## Prompt
Pick out every line with the word "inhabitants" and copy it.

(Data listing)
************
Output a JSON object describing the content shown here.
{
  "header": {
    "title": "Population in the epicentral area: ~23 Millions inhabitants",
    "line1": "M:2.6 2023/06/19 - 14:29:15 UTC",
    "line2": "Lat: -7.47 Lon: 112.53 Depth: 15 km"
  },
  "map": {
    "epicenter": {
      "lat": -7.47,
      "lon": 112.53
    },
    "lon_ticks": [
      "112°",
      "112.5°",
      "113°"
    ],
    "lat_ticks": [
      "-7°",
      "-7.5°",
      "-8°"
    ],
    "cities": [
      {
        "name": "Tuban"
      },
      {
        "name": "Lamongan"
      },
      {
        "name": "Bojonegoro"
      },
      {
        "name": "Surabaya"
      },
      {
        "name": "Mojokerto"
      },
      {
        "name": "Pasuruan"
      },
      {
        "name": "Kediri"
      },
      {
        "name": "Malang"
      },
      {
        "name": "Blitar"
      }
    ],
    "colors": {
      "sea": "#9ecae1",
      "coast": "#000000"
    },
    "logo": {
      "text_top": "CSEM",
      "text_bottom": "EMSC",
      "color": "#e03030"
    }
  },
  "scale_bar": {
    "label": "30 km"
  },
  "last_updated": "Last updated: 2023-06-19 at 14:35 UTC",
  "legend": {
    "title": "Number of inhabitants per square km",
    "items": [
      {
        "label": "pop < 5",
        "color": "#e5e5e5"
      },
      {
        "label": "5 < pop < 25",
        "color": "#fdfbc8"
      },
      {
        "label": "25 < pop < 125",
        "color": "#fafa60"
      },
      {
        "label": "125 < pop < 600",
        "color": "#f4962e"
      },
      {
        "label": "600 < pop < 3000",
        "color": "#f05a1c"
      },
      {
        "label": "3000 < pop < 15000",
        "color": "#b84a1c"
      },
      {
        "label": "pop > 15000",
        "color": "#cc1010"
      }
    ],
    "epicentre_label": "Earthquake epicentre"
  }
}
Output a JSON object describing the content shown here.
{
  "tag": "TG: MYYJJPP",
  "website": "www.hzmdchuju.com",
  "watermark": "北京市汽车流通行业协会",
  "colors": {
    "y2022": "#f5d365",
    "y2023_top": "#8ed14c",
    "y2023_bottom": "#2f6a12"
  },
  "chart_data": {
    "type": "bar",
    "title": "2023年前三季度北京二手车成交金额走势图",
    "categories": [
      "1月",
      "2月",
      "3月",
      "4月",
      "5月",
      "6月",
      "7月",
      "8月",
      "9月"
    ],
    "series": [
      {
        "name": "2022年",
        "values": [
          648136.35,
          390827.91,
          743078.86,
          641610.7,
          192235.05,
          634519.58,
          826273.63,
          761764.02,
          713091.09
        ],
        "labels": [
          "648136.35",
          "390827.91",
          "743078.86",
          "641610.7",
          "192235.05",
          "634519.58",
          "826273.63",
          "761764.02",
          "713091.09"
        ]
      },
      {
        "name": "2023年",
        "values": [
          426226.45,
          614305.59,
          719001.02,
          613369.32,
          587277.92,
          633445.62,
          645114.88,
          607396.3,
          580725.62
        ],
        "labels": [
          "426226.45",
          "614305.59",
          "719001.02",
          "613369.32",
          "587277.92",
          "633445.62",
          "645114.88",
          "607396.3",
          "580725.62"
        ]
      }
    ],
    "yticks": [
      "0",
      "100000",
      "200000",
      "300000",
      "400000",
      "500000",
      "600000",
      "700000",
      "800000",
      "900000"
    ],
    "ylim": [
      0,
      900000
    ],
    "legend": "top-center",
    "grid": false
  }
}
************
## Full solution
    "title": "Population in the epicentral area: ~23 Millions inhabitants",
    "title": "Number of inhabitants per square km",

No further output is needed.